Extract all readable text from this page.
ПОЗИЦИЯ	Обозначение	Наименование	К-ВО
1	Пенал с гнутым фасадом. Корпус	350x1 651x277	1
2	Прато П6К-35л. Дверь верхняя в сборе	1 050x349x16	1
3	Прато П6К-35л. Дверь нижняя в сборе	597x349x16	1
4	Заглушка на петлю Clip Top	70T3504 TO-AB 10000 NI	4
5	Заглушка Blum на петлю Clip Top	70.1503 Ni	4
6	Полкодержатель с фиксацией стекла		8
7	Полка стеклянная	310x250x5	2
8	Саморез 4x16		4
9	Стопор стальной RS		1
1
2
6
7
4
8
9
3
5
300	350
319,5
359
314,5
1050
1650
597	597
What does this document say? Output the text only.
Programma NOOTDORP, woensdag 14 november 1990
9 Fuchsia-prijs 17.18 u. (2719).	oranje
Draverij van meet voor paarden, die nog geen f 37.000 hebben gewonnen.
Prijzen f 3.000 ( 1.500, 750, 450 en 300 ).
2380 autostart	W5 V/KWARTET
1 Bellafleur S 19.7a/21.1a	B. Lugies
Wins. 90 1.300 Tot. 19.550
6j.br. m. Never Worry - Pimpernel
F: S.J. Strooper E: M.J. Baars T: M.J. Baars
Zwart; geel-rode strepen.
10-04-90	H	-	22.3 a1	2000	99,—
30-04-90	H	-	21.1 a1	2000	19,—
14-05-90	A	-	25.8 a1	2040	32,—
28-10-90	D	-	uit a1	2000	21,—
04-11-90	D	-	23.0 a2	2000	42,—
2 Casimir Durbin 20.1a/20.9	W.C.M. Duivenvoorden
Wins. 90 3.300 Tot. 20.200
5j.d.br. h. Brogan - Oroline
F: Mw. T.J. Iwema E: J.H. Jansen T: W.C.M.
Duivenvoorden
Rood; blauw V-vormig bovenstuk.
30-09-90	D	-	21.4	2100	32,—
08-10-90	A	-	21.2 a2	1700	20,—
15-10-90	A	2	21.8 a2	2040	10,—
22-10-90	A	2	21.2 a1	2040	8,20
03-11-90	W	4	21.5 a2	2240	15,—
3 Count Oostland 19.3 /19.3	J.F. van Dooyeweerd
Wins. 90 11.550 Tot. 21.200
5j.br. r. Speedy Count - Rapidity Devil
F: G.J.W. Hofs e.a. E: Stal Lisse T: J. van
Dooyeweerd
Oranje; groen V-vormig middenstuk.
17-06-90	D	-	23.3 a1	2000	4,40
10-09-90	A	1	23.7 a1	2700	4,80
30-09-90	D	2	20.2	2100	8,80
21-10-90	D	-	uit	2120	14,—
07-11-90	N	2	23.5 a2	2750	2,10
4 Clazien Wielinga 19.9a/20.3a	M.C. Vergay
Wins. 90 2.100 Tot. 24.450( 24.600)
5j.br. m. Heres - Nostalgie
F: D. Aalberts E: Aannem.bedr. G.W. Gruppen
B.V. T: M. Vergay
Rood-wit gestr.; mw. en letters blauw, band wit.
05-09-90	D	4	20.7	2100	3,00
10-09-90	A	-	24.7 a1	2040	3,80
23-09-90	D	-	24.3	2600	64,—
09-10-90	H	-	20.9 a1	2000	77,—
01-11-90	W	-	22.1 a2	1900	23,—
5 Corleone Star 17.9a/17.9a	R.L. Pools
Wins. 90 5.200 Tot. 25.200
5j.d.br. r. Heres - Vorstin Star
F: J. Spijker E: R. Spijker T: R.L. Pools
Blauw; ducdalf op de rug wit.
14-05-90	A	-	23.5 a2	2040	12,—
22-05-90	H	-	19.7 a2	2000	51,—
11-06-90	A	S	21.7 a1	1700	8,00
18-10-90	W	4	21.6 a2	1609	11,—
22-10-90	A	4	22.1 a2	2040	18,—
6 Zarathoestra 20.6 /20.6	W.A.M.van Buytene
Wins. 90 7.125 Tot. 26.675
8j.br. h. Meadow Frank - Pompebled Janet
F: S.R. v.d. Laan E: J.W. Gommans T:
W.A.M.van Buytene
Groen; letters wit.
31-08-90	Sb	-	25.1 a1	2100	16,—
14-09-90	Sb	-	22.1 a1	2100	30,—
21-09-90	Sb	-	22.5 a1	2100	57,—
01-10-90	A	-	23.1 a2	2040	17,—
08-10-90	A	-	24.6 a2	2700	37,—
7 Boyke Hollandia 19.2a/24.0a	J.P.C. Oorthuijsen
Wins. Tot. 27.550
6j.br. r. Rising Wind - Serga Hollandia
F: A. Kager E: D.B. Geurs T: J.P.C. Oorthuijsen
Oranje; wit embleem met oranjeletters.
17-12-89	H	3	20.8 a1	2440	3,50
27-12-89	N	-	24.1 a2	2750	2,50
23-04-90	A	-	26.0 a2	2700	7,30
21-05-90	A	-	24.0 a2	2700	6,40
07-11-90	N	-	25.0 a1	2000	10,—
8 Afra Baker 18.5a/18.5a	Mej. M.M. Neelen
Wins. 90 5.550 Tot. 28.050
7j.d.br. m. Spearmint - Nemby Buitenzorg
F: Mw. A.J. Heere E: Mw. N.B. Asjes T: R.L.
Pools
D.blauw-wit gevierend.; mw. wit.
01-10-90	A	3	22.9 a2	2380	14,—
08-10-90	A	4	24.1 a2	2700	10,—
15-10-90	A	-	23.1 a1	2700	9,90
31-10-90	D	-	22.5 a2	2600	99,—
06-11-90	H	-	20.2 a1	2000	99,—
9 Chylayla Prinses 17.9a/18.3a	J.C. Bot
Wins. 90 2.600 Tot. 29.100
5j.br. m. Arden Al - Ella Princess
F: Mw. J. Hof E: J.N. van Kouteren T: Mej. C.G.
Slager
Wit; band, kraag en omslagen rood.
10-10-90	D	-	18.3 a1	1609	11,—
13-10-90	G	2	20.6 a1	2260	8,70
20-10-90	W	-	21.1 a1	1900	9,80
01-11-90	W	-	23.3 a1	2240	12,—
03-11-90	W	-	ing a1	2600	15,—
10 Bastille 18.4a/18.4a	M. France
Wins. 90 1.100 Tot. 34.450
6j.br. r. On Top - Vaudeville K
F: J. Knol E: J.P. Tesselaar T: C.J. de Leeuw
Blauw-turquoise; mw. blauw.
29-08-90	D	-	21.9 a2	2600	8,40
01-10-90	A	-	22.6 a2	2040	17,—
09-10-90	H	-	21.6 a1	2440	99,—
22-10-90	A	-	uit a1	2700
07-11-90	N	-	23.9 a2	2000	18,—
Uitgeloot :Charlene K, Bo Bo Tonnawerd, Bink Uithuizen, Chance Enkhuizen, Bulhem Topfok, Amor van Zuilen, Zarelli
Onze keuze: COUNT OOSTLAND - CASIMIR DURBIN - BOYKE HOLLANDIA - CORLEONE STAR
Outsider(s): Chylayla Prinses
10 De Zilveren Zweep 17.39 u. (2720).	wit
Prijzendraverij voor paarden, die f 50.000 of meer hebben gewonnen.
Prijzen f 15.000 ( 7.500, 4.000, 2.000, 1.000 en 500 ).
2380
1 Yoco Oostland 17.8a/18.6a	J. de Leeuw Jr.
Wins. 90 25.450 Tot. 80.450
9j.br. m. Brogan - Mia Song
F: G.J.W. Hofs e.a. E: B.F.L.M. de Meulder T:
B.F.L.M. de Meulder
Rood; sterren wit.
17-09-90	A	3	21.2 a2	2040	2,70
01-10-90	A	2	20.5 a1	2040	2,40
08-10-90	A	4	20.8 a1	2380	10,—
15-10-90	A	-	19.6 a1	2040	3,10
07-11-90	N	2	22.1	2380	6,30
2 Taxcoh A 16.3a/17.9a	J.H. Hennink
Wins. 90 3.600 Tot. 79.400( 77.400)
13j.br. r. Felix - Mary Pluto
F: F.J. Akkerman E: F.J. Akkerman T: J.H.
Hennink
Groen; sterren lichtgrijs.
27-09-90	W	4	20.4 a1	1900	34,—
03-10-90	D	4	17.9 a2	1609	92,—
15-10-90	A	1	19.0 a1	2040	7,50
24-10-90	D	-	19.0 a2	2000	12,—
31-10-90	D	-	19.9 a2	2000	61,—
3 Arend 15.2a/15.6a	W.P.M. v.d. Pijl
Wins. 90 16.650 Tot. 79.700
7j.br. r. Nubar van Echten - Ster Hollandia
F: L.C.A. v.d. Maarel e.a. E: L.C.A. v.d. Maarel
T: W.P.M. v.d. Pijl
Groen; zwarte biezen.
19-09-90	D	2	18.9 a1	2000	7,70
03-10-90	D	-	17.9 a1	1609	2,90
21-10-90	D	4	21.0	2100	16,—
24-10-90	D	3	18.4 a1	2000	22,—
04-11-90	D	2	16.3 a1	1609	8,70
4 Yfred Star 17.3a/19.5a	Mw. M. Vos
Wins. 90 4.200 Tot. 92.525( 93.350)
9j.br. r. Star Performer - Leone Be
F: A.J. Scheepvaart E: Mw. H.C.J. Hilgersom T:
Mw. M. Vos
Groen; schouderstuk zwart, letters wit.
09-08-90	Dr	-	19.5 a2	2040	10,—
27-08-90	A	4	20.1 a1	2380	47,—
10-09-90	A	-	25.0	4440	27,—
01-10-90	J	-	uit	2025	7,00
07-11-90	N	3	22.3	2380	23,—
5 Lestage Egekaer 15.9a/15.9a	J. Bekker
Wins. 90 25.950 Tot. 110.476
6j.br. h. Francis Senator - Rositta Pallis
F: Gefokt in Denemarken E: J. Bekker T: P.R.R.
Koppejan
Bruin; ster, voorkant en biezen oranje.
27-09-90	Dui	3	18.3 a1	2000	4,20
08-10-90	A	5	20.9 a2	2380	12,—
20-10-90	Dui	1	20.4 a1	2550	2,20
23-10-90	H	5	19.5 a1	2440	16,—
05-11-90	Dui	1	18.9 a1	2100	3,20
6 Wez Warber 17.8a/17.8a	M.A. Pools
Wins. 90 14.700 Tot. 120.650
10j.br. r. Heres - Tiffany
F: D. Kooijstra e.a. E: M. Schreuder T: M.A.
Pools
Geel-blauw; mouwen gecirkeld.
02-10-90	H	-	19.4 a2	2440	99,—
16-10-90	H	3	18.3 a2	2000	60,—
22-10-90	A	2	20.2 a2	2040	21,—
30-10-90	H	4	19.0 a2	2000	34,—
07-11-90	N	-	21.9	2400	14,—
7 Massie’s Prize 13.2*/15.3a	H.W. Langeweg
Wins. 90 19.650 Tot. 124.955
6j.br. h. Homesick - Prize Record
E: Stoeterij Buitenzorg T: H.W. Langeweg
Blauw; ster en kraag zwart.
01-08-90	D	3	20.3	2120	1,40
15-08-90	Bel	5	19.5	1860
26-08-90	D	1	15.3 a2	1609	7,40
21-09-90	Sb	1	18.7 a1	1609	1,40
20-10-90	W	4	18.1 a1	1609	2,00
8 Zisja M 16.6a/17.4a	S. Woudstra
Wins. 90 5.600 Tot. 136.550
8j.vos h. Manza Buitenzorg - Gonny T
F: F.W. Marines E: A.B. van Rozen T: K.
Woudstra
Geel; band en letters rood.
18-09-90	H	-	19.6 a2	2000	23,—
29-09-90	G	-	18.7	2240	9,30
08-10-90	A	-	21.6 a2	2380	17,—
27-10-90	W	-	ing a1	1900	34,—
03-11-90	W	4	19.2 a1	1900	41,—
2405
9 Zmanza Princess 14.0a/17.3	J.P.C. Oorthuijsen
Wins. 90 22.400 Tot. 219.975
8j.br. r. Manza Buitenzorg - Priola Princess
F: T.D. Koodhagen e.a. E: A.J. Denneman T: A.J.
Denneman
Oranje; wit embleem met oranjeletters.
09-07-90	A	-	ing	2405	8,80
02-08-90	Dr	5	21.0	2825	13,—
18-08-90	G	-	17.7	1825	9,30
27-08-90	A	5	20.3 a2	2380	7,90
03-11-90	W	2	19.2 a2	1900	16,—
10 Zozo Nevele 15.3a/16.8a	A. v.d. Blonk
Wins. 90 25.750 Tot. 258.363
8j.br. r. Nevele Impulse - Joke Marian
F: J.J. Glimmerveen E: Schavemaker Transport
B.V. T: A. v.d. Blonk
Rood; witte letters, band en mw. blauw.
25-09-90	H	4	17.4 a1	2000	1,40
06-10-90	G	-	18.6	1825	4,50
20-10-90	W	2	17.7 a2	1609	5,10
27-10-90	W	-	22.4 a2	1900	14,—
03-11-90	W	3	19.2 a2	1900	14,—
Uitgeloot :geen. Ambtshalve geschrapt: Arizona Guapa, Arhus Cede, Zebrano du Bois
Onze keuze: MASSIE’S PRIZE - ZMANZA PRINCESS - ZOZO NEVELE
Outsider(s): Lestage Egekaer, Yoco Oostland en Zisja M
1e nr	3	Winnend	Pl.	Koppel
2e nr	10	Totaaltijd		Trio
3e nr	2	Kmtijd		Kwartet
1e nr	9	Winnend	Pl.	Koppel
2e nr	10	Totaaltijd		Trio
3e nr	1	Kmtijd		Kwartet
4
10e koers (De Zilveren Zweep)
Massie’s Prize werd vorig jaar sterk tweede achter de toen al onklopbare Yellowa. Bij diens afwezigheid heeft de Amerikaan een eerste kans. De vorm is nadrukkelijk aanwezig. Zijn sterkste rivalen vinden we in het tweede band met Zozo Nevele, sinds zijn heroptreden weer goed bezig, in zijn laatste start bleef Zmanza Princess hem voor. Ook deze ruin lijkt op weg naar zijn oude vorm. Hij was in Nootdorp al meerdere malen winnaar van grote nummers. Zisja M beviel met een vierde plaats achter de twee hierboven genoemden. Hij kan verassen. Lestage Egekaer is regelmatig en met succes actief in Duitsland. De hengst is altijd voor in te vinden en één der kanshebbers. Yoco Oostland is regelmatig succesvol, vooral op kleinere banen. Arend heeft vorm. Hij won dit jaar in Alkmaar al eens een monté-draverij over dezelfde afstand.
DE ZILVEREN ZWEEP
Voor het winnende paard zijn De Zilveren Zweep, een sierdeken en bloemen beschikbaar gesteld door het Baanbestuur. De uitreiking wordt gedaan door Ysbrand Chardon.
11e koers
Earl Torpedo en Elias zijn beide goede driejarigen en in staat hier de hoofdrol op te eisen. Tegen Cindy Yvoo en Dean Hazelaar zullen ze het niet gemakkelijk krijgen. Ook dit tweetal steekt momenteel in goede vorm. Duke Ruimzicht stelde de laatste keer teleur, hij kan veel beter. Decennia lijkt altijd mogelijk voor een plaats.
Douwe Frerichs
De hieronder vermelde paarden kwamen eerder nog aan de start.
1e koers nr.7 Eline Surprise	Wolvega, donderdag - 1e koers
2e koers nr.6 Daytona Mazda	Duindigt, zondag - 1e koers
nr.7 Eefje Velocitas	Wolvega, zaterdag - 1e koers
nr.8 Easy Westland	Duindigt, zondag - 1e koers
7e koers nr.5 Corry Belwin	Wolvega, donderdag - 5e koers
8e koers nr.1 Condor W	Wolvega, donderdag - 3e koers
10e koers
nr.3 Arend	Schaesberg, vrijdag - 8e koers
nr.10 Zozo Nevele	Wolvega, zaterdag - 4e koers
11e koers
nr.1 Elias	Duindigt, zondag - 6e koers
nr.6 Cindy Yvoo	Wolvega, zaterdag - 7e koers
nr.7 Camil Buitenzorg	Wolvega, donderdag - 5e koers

Request:
Copy out every line from the data above that has "paarden" in it.

Task answer:
Draverij van meet voor paarden, die nog geen f 37.000 hebben gewonnen.
Prijzendraverij voor paarden, die f 50.000 of meer hebben gewonnen.
De hieronder vermelde paarden kwamen eerder nog aan de start.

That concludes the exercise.